That is the biggest difference, what I want to do differently.
Who forms this circle of decision-makers?
The media has written about it at length. It is a fact that the three deputy chairmen of the party (myself, Jürgen Ligi, and Kaja Kallas) have not been present at a host of decisions that have been made.
Are all of these decision-makers among Kristen Michal's supporters?
In your opinion, is the headquarters clearly favoring one candidate right now?
The headquarters definitely affects the course of the election, and it seems to me that it has picked a side. It is trying to create the impression it hasn't. For example, Kalev Lillo has given his signature to support Michal while working for the headquarters and heading one of the party's largest regions in Harju County.
There are other clues and examples of how the headquarters has moved things or the development manager worked for Michal's campaign.
That is why I'm saying elections need to be honest and transparent. These elections need an auditor. In the future, an amendment to the Political Parties Act is needed to curb hesitation and doubt. Elections of party management bodies need to be handled by the national electoral committee.
You are against how things stand?
I am indeed.
That is a popular thing to be these days. Your opponent, Kristen Michal, has said that he does not plan to adhere to political correctness. That is another popular position. Is Michal just going with the flow, or is he trying to contrast to you?

*Set exercise A*.
Which of these statements agree with the interview about the party leadership election? Answer yes or no for each, quoting the words of the interview that decide it: (i) The party's three deputy chairmen have been absent when many decisions were made. (ii) Kalev Lillo gave his signature in support of Michal. (iii) The speaker wants elections of party management bodies to be handled by the party headquarters.
*Set exercise B*.
Which people are mentioned by name in the interview about the party leadership election? List them all.
*Set exercise C*.
Can you continue the interview about the party leadership election from the point where it stops?

*Information provided*.
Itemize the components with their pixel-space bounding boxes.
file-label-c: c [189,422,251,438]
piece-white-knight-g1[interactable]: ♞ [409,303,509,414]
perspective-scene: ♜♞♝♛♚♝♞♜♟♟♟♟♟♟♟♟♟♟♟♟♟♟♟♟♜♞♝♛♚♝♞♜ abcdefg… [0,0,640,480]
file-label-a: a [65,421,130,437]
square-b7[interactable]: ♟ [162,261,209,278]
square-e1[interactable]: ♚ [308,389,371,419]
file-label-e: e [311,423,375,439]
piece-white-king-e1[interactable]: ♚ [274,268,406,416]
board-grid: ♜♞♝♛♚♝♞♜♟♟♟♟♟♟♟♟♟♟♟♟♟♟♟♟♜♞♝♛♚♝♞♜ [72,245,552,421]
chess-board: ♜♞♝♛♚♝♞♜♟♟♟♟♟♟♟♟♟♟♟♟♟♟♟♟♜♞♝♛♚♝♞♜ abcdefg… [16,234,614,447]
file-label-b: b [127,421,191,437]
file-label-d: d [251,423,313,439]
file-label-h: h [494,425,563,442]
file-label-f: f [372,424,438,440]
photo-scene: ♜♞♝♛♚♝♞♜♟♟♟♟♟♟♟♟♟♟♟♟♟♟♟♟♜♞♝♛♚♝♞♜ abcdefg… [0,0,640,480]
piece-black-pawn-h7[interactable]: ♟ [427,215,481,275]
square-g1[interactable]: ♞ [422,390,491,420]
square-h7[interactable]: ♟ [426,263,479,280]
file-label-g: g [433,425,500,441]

*Task output A*.
(i) Yes: "the three deputy chairmen of the party (myself, Jürgen Ligi, and Kaja Kallas) have not been present at a host of decisions that have been made."
(ii) Yes: "Kalev Lillo has given his signature to support Michal"
(iii) No: "Elections of party management bodies need to be handled by the national electoral committee."

*Task output B*.
Jürgen Ligi, Kaja Kallas, Kristen Michal, Kalev Lillo

*Task output C*.
I'm clearly stronger in terms of openness and more broad-based management, involving regional offices and younger members. We need to change the way this party is run.
We are in the middle of the administrative reform. The Reform Party's regions follow local governments. Having fewer local governments will mean less regional representation in the party's council. I do not believe it is right.
We need to make sure we don't have a Tallinn-centered management to suit the needs of the headquarters. We have almost 13,000 members, and they all must feel they belong and are heard. Headquarters-centered and combination-heavy leadership is not what the Reform Party should favor going forward.
What is political combinatorics? How does it manifest?
Allow me to give an example from the last board meeting. The chairman called members late on Sunday evening to tell them the board would be meeting at 4 p.m. on Monday. By that time it had been decided that the general assembly would take place on January 7. It was good most members could even attend the meeting at such short notice. To have the party chairman simply state that the assembly would be meeting on January 7.
Members of the board, myself included, said that candidates should be given more time to meet with people in regions. The position of Kaja Kallas, who was in Brussels at the time, was not read out – she also asked for the general assembly to be postponed. There would have been no harm in postponing the assembly until the end of January. However, everything had already been prepared, down to booking the venue and Facebook advertisements. This shows the decision had already been made in some close circle somewhere. The board was assembled to make it official.
That is not right. The board should make the decisions instead of serving as a rubber stamp.
How are you different from Michal in terms of the right-left, liberal-conservative scale?
We are both right wing. Otherwise we would not be in the Reform Party.
Which is more?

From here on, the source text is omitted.